Task prompt:
Find each line with "billy" and copy it.
※
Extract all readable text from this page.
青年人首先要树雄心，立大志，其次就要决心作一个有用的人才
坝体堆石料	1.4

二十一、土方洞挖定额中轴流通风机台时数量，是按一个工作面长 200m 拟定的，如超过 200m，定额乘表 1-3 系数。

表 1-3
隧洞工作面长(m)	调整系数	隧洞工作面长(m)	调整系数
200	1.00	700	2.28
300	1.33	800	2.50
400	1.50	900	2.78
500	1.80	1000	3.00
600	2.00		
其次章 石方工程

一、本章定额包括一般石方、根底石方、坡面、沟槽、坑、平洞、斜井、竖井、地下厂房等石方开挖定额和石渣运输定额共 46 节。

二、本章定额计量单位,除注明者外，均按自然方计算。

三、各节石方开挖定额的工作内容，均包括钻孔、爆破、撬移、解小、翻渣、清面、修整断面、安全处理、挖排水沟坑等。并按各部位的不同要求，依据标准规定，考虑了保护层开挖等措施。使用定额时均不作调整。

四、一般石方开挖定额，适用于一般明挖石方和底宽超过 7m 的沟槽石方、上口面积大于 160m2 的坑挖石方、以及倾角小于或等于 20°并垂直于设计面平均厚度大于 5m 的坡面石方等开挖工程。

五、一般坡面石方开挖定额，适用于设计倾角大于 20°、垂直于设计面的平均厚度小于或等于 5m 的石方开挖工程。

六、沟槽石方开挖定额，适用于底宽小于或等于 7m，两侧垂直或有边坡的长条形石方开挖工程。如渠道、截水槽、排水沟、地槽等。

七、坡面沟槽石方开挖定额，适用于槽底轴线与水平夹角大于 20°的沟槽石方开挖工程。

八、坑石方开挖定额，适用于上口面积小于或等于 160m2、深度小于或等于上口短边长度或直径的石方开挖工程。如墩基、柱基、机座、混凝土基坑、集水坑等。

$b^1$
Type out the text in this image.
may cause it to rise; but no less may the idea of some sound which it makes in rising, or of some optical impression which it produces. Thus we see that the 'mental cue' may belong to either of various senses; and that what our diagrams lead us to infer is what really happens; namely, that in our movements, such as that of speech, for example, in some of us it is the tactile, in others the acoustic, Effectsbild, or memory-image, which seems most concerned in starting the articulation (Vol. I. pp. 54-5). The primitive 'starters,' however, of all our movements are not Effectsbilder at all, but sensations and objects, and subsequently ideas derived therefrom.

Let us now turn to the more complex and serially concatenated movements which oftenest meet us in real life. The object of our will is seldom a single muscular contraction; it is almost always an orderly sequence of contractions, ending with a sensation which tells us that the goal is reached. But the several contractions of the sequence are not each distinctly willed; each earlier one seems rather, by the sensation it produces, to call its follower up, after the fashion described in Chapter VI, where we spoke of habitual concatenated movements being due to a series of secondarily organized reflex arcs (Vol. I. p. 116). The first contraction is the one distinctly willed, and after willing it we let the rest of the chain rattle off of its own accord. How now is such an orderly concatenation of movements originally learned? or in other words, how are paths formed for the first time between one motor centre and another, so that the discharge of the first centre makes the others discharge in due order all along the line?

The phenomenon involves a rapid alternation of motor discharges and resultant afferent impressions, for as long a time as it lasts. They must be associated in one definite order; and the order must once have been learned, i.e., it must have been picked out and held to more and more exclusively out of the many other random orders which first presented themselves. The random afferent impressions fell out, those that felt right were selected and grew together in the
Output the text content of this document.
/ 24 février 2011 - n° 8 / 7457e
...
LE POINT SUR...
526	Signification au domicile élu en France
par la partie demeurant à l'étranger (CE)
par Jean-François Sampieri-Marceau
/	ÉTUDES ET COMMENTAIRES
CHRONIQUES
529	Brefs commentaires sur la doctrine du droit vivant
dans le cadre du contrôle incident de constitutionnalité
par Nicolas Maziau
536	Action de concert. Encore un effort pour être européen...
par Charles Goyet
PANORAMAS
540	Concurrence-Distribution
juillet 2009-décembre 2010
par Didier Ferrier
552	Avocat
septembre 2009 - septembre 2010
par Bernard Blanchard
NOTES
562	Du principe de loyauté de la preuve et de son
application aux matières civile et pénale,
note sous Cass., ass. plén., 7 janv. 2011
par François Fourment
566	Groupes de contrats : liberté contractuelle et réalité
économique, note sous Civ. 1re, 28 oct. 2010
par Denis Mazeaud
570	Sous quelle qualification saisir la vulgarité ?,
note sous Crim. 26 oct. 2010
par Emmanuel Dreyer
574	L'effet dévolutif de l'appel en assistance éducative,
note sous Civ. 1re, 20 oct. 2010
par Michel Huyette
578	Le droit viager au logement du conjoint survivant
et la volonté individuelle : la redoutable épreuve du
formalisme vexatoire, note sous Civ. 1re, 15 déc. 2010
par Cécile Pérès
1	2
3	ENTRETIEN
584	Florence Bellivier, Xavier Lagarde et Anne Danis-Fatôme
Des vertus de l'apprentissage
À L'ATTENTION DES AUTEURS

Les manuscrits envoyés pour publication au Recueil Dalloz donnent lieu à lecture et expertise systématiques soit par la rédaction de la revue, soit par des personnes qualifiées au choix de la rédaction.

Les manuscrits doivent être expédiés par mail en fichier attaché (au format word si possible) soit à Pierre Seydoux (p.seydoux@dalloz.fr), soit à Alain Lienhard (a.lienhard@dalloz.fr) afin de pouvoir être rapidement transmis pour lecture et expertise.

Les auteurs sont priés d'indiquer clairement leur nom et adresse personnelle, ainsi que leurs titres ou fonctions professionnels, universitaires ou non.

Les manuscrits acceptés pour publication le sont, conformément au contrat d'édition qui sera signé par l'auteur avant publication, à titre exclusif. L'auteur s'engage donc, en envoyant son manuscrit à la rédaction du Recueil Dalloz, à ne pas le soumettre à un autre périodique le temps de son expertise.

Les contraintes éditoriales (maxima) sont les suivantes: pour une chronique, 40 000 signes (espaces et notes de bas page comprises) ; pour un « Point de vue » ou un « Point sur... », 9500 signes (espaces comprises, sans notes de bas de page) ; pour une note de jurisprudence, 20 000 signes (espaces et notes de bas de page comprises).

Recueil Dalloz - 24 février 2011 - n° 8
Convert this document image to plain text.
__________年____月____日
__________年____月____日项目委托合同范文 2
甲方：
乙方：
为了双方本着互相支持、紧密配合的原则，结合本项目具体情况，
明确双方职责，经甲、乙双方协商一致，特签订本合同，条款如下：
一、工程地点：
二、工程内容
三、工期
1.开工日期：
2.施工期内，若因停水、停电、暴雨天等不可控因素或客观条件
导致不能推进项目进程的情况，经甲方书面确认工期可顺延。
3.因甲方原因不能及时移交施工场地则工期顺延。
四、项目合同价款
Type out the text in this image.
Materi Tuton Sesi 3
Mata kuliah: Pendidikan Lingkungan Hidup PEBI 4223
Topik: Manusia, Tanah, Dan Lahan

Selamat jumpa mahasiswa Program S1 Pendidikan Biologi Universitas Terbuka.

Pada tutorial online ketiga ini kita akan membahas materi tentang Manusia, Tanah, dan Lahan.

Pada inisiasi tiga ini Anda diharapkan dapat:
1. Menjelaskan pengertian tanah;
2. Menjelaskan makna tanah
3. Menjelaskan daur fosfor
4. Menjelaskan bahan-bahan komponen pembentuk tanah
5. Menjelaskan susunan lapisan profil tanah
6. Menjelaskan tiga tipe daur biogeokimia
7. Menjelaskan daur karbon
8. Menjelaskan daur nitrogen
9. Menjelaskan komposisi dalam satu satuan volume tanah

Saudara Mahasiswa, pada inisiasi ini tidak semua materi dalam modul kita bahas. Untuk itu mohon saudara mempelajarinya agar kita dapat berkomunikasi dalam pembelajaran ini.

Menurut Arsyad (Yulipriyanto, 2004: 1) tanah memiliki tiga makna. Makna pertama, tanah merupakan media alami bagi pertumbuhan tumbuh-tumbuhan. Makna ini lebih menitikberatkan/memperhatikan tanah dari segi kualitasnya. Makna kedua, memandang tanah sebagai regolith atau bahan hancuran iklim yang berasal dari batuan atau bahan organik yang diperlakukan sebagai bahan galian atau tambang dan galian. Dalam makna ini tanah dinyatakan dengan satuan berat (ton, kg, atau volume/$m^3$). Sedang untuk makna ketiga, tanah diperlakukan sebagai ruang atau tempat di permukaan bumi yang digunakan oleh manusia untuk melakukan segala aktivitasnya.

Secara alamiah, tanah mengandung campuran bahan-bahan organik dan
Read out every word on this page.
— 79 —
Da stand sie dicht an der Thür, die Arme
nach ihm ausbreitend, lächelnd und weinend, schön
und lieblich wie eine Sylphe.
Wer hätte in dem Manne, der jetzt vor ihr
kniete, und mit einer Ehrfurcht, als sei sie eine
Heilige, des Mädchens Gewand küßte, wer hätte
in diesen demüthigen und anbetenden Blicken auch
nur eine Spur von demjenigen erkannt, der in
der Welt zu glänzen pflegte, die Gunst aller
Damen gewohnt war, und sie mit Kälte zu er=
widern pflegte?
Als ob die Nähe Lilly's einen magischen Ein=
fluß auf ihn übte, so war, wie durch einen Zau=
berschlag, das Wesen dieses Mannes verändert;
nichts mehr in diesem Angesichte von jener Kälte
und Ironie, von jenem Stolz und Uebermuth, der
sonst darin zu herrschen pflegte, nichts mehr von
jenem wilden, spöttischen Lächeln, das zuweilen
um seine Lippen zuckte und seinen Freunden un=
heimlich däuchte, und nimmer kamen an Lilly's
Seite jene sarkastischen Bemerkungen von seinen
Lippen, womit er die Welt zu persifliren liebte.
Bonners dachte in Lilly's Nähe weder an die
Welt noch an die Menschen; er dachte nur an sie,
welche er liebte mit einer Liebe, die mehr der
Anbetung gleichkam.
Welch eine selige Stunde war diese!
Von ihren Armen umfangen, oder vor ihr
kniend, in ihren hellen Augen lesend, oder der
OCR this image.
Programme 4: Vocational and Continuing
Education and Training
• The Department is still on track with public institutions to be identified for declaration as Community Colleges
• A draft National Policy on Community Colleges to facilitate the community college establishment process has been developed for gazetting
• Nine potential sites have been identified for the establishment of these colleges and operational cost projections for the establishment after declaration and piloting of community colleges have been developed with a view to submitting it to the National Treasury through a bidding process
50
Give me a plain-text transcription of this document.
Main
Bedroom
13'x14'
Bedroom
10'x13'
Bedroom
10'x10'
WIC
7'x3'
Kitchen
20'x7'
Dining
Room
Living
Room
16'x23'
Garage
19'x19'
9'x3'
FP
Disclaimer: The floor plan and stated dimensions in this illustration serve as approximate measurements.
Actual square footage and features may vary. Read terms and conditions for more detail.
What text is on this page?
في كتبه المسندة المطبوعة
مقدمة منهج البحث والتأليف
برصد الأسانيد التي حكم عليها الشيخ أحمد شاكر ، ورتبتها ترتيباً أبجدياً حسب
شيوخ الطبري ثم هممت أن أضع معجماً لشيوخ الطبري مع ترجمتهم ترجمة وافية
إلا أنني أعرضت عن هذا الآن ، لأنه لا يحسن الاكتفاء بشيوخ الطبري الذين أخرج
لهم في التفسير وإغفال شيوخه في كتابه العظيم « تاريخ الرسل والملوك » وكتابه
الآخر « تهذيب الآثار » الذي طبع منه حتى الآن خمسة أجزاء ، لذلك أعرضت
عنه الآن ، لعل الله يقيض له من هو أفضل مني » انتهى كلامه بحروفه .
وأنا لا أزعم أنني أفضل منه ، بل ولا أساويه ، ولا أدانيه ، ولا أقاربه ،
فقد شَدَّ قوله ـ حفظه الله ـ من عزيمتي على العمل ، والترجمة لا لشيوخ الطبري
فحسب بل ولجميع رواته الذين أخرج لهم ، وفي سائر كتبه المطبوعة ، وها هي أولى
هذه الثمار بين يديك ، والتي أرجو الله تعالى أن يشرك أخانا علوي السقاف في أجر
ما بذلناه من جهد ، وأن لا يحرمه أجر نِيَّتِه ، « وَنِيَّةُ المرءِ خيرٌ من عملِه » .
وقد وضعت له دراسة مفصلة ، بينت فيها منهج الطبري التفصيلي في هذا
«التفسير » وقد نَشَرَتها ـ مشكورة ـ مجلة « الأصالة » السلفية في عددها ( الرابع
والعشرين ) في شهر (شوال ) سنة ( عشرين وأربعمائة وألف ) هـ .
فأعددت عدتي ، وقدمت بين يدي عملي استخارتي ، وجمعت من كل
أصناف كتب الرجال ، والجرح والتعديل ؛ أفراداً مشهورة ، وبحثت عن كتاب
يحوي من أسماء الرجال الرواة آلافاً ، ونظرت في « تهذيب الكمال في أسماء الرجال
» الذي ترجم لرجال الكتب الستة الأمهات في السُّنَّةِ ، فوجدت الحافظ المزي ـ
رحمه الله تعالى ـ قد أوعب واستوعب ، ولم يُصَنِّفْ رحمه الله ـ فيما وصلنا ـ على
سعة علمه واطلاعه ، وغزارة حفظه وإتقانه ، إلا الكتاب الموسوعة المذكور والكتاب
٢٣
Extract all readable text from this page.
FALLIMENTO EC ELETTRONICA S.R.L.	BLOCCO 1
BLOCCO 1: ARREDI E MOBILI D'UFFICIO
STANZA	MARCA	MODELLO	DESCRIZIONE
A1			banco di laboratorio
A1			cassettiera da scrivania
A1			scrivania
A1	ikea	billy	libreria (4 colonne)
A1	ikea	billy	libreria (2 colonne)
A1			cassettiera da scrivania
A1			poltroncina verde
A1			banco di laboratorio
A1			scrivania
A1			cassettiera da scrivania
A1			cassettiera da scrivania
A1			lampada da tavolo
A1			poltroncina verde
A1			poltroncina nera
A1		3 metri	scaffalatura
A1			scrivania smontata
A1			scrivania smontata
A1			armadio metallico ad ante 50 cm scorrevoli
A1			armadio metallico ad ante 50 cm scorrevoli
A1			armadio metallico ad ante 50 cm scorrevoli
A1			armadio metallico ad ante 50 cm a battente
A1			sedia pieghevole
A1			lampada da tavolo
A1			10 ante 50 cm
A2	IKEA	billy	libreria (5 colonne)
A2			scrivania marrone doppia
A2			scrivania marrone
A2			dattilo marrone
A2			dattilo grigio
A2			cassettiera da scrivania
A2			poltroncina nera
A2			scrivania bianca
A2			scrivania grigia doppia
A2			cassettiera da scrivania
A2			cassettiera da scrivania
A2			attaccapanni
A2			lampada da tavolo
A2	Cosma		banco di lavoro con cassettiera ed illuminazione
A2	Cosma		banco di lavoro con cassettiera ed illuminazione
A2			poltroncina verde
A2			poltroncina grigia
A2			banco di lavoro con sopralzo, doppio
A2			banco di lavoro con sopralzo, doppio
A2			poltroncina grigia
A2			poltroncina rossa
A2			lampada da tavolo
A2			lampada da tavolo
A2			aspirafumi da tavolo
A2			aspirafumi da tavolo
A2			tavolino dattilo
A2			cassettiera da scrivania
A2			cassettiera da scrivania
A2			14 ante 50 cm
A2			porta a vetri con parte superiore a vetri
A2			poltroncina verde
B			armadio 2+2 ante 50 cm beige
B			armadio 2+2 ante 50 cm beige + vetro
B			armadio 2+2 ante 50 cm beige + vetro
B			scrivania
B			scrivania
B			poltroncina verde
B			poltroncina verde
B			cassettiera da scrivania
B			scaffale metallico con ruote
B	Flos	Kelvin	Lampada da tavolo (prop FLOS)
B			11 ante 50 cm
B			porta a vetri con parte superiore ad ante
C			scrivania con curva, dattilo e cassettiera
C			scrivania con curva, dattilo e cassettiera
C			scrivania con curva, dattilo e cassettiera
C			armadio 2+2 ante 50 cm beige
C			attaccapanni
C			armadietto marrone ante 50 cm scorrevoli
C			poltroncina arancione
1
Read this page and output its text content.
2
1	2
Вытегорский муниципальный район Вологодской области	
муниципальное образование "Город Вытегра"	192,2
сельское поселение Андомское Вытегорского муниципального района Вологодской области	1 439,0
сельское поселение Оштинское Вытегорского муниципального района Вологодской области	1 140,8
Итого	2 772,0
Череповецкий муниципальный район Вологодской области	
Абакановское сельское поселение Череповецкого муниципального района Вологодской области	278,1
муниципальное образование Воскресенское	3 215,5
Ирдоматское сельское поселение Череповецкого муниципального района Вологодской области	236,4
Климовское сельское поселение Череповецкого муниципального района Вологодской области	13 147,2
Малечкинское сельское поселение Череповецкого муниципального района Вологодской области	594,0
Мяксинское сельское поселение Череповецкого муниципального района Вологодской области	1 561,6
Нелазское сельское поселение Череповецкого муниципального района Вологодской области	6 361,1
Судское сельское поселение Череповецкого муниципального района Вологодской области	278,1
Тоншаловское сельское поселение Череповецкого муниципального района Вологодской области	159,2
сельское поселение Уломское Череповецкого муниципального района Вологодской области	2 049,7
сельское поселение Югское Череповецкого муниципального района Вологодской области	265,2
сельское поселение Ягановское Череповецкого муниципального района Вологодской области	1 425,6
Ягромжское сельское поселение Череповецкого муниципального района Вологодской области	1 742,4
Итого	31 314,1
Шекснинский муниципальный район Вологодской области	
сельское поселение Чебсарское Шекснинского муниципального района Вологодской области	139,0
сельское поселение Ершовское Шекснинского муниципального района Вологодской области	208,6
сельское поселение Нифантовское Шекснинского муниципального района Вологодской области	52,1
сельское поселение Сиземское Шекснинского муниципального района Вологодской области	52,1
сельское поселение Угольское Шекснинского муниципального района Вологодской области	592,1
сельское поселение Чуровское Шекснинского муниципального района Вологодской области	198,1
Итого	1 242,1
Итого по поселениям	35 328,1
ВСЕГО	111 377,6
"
※
Correct output:
A1	ikea	billy	libreria (4 colonne)
A1	ikea	billy	libreria (2 colonne)
A2	IKEA	billy	libreria (5 colonne)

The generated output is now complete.